*** The input ***

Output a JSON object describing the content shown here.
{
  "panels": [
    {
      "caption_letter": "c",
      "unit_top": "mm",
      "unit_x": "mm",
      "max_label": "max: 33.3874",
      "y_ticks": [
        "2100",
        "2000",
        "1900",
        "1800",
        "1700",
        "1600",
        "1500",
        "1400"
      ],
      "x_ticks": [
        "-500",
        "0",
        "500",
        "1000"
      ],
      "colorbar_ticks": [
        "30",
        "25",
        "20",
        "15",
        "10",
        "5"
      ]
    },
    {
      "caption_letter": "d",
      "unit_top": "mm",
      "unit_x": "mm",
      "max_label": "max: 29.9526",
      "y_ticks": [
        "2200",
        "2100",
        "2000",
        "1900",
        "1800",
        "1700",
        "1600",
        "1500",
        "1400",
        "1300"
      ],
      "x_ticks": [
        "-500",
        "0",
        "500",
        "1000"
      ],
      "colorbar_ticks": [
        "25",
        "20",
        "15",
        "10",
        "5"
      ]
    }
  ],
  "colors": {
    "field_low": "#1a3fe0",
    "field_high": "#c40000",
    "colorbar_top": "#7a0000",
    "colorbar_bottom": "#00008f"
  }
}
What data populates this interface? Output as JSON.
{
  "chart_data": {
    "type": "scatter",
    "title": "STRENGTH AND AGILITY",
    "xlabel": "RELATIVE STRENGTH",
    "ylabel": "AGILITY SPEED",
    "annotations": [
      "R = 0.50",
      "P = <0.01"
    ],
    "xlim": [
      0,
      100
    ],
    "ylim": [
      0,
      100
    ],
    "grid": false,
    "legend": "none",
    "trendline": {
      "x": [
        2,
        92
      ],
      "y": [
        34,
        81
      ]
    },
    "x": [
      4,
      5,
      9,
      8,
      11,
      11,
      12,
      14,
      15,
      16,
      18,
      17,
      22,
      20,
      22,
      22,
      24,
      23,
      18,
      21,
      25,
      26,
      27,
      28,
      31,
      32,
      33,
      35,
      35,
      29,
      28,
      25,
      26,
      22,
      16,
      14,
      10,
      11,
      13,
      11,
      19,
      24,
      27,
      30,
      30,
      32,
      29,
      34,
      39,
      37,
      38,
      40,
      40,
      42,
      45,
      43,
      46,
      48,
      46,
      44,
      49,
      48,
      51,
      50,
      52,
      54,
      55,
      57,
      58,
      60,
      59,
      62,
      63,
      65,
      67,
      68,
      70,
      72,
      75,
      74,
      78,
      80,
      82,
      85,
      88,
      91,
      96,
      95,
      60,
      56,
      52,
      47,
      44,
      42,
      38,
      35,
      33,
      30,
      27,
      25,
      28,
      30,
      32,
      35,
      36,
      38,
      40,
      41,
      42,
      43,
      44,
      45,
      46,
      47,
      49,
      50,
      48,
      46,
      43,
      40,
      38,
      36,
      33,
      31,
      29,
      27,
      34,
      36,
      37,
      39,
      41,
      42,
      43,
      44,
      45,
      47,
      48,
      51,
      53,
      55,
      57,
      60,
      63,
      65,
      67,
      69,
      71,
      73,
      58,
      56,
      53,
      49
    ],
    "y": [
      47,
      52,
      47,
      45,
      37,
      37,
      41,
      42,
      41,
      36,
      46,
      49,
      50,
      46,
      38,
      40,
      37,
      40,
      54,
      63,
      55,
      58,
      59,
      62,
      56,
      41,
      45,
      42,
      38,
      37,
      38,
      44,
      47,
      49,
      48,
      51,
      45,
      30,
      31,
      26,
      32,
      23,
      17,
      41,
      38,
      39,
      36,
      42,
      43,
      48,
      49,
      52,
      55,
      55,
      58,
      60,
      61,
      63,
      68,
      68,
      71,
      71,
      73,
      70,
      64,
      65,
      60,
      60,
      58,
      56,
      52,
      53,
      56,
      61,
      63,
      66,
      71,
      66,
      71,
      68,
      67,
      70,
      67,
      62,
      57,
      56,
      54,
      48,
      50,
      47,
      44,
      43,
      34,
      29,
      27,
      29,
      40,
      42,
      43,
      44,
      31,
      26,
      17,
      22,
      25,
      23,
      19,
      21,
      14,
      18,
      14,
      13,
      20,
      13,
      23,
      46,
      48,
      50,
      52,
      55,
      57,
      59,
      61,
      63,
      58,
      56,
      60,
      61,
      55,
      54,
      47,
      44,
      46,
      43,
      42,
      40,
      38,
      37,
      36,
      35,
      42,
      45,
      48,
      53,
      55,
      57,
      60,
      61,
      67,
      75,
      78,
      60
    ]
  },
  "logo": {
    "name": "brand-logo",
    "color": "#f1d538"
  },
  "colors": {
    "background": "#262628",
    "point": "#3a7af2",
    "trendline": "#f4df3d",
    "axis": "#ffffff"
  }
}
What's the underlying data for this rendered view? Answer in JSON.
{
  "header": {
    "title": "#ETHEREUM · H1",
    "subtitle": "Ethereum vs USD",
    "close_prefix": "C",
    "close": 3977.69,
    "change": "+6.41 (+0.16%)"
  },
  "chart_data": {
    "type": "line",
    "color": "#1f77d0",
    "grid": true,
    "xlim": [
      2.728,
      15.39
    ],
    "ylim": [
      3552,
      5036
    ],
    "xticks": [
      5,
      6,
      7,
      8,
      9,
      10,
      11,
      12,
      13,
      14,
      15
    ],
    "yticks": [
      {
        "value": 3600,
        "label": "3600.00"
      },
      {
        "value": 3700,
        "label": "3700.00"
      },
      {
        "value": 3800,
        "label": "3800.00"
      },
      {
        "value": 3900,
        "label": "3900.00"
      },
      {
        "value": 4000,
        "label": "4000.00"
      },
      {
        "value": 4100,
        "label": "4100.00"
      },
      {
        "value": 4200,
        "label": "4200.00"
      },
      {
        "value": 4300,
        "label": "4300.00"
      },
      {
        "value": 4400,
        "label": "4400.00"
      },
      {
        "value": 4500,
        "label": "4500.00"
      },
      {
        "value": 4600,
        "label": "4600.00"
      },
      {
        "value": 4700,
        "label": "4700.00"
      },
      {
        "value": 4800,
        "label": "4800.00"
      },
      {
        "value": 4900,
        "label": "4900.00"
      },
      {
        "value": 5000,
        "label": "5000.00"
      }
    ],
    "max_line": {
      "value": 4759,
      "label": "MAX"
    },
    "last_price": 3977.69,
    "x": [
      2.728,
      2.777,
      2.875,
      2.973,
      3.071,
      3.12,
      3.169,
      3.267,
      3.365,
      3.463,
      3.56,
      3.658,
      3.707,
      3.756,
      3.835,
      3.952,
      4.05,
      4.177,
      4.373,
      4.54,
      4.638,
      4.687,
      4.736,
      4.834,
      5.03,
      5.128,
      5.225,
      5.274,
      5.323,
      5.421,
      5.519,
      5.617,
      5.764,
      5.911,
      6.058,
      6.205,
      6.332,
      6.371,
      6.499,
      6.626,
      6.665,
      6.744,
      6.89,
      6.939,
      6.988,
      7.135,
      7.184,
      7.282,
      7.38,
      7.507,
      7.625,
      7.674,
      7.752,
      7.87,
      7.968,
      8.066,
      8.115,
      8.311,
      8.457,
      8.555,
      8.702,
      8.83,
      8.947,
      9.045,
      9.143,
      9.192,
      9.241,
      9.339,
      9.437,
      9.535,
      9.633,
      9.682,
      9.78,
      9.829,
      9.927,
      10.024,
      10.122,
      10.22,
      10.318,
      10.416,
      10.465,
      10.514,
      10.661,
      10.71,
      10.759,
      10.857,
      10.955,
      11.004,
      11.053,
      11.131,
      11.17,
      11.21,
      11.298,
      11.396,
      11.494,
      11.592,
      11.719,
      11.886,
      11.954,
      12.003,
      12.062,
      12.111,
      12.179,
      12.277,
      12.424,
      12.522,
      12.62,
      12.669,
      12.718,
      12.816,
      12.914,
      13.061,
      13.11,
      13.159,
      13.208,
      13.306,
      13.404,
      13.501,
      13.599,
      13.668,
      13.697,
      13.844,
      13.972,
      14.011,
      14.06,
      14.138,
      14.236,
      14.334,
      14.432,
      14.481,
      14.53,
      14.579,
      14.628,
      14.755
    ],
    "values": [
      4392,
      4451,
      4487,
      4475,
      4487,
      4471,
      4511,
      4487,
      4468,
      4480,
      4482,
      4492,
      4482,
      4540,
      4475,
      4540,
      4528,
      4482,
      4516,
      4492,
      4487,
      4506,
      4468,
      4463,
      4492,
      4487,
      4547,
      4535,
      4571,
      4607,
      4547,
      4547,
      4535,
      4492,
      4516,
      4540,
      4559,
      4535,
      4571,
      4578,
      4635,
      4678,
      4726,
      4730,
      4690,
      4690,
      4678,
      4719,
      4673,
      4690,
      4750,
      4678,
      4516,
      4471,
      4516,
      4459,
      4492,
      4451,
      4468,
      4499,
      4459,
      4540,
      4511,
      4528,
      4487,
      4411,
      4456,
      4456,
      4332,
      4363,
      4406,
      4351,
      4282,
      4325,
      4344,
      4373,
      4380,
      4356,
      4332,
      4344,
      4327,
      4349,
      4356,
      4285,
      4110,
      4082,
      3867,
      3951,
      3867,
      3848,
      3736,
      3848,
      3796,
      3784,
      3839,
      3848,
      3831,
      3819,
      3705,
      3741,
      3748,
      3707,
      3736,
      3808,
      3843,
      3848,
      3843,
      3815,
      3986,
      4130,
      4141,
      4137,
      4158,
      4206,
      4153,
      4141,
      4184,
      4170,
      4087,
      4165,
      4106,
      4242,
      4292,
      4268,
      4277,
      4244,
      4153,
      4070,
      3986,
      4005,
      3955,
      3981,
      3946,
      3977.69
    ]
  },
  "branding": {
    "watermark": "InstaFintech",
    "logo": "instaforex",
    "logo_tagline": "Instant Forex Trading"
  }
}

***

# The task:
Copy each line above that contains the word "this".

# Result of the exercise:
What data populates this interface? Output as JSON.
What's the underlying data for this rendered view? Answer in JSON.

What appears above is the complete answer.